→ What is needed:
Give the material once more, word for word, without any images.

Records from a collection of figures
##########
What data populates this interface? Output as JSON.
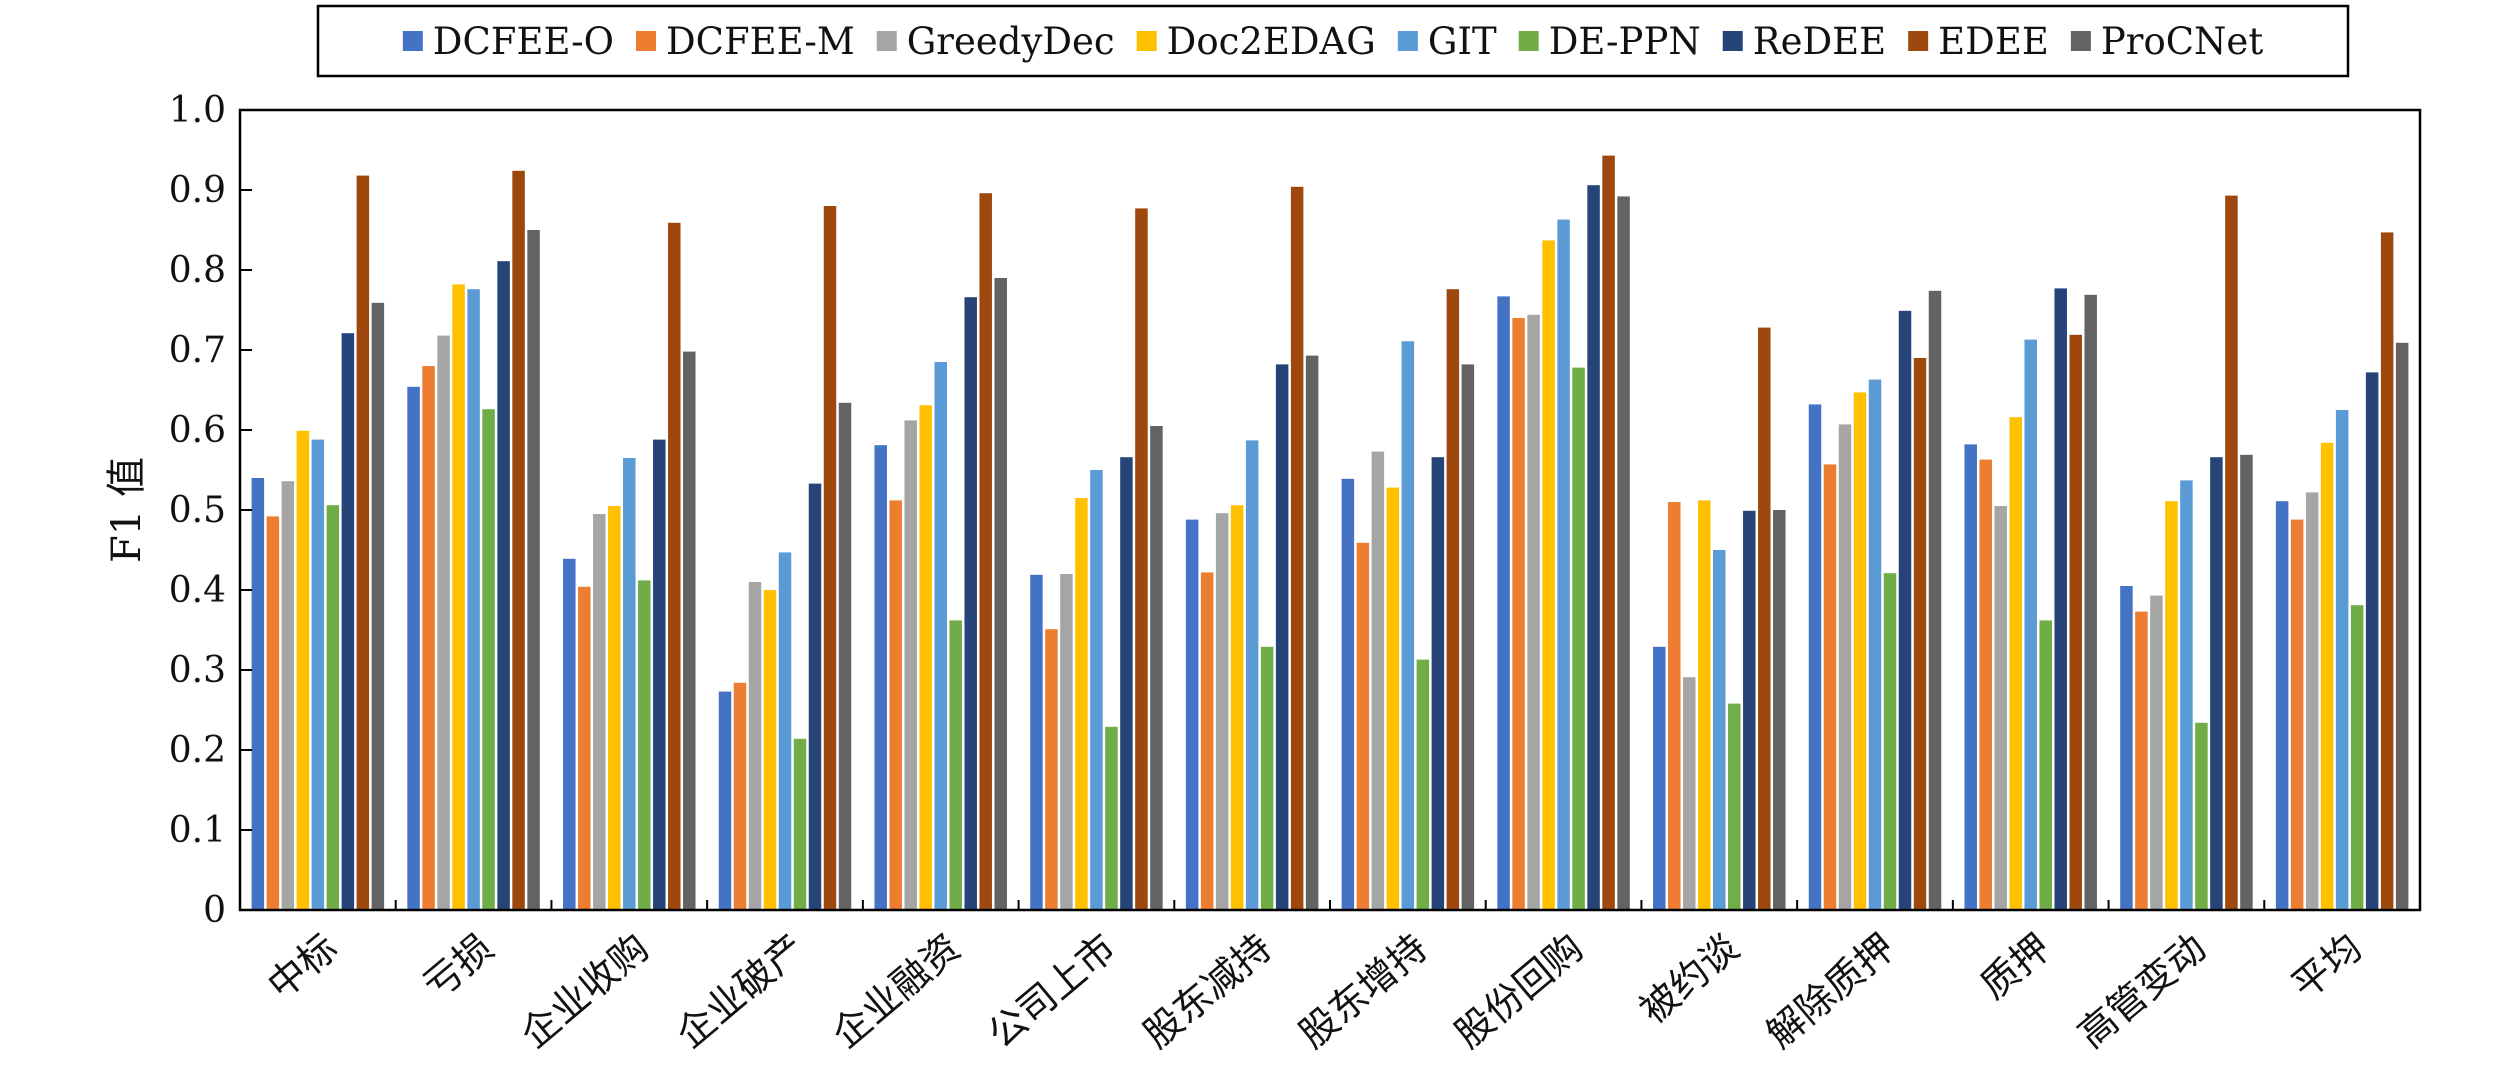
{
  "chart_data": {
    "type": "bar",
    "ylabel": "F1 值",
    "ylim": [
      0,
      1.0
    ],
    "yticks": [
      "0",
      "0.1",
      "0.2",
      "0.3",
      "0.4",
      "0.5",
      "0.6",
      "0.7",
      "0.8",
      "0.9",
      "1.0"
    ],
    "grid": false,
    "legend_position": "top",
    "categories": [
      "中标",
      "亏损",
      "企业收购",
      "企业破产",
      "企业融资",
      "公司上市",
      "股东减持",
      "股东增持",
      "股份回购",
      "被约谈",
      "解除质押",
      "质押",
      "高管变动",
      "平均"
    ],
    "series": [
      {
        "name": "DCFEE-O",
        "color": "#4472C4",
        "values": [
          0.54,
          0.654,
          0.439,
          0.273,
          0.581,
          0.419,
          0.488,
          0.539,
          0.767,
          0.329,
          0.632,
          0.582,
          0.405,
          0.511
        ]
      },
      {
        "name": "DCFEE-M",
        "color": "#ED7D31",
        "values": [
          0.492,
          0.68,
          0.404,
          0.284,
          0.512,
          0.351,
          0.422,
          0.459,
          0.74,
          0.51,
          0.557,
          0.563,
          0.373,
          0.488
        ]
      },
      {
        "name": "GreedyDec",
        "color": "#A5A5A5",
        "values": [
          0.536,
          0.718,
          0.495,
          0.41,
          0.612,
          0.42,
          0.496,
          0.573,
          0.744,
          0.291,
          0.607,
          0.505,
          0.393,
          0.522
        ]
      },
      {
        "name": "Doc2EDAG",
        "color": "#FFC000",
        "values": [
          0.599,
          0.782,
          0.505,
          0.4,
          0.631,
          0.515,
          0.506,
          0.528,
          0.837,
          0.512,
          0.647,
          0.616,
          0.511,
          0.584
        ]
      },
      {
        "name": "GIT",
        "color": "#5B9BD5",
        "values": [
          0.588,
          0.776,
          0.565,
          0.447,
          0.685,
          0.55,
          0.587,
          0.711,
          0.863,
          0.45,
          0.663,
          0.713,
          0.537,
          0.625
        ]
      },
      {
        "name": "DE-PPN",
        "color": "#70AD47",
        "values": [
          0.506,
          0.626,
          0.412,
          0.214,
          0.362,
          0.229,
          0.329,
          0.313,
          0.678,
          0.258,
          0.421,
          0.362,
          0.234,
          0.381
        ]
      },
      {
        "name": "ReDEE",
        "color": "#264478",
        "values": [
          0.721,
          0.811,
          0.588,
          0.533,
          0.766,
          0.566,
          0.682,
          0.566,
          0.906,
          0.499,
          0.749,
          0.777,
          0.566,
          0.672
        ]
      },
      {
        "name": "EDEE",
        "color": "#9E480E",
        "values": [
          0.918,
          0.924,
          0.859,
          0.88,
          0.896,
          0.877,
          0.904,
          0.776,
          0.943,
          0.728,
          0.69,
          0.719,
          0.893,
          0.847
        ]
      },
      {
        "name": "ProCNet",
        "color": "#636363",
        "values": [
          0.759,
          0.85,
          0.698,
          0.634,
          0.79,
          0.605,
          0.693,
          0.682,
          0.892,
          0.5,
          0.774,
          0.769,
          0.569,
          0.709
        ]
      }
    ]
  }
}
##########
→ Correct output:
What data populates this interface? Output as JSON.
{
  "chart_data": {
    "type": "bar",
    "ylabel": "F1 值",
    "ylim": [
      0,
      1.0
    ],
    "yticks": [
      "0",
      "0.1",
      "0.2",
      "0.3",
      "0.4",
      "0.5",
      "0.6",
      "0.7",
      "0.8",
      "0.9",
      "1.0"
    ],
    "grid": false,
    "legend_position": "top",
    "categories": [
      "中标",
      "亏损",
      "企业收购",
      "企业破产",
      "企业融资",
      "公司上市",
      "股东减持",
      "股东增持",
      "股份回购",
      "被约谈",
      "解除质押",
      "质押",
      "高管变动",
      "平均"
    ],
    "series": [
      {
        "name": "DCFEE-O",
        "color": "#4472C4",
        "values": [
          0.54,
          0.654,
          0.439,
          0.273,
          0.581,
          0.419,
          0.488,
          0.539,
          0.767,
          0.329,
          0.632,
          0.582,
          0.405,
          0.511
        ]
      },
      {
        "name": "DCFEE-M",
        "color": "#ED7D31",
        "values": [
          0.492,
          0.68,
          0.404,
          0.284,
          0.512,
          0.351,
          0.422,
          0.459,
          0.74,
          0.51,
          0.557,
          0.563,
          0.373,
          0.488
        ]
      },
      {
        "name": "GreedyDec",
        "color": "#A5A5A5",
        "values": [
          0.536,
          0.718,
          0.495,
          0.41,
          0.612,
          0.42,
          0.496,
          0.573,
          0.744,
          0.291,
          0.607,
          0.505,
          0.393,
          0.522
        ]
      },
      {
        "name": "Doc2EDAG",
        "color": "#FFC000",
        "values": [
          0.599,
          0.782,
          0.505,
          0.4,
          0.631,
          0.515,
          0.506,
          0.528,
          0.837,
          0.512,
          0.647,
          0.616,
          0.511,
          0.584
        ]
      },
      {
        "name": "GIT",
        "color": "#5B9BD5",
        "values": [
          0.588,
          0.776,
          0.565,
          0.447,
          0.685,
          0.55,
          0.587,
          0.711,
          0.863,
          0.45,
          0.663,
          0.713,
          0.537,
          0.625
        ]
      },
      {
        "name": "DE-PPN",
        "color": "#70AD47",
        "values": [
          0.506,
          0.626,
          0.412,
          0.214,
          0.362,
          0.229,
          0.329,
          0.313,
          0.678,
          0.258,
          0.421,
          0.362,
          0.234,
          0.381
        ]
      },
      {
        "name": "ReDEE",
        "color": "#264478",
        "values": [
          0.721,
          0.811,
          0.588,
          0.533,
          0.766,
          0.566,
          0.682,
          0.566,
          0.906,
          0.499,
          0.749,
          0.777,
          0.566,
          0.672
        ]
      },
      {
        "name": "EDEE",
        "color": "#9E480E",
        "values": [
          0.918,
          0.924,
          0.859,
          0.88,
          0.896,
          0.877,
          0.904,
          0.776,
          0.943,
          0.728,
          0.69,
          0.719,
          0.893,
          0.847
        ]
      },
      {
        "name": "ProCNet",
        "color": "#636363",
        "values": [
          0.759,
          0.85,
          0.698,
          0.634,
          0.79,
          0.605,
          0.693,
          0.682,
          0.892,
          0.5,
          0.774,
          0.769,
          0.569,
          0.709
        ]
      }
    ]
  }
}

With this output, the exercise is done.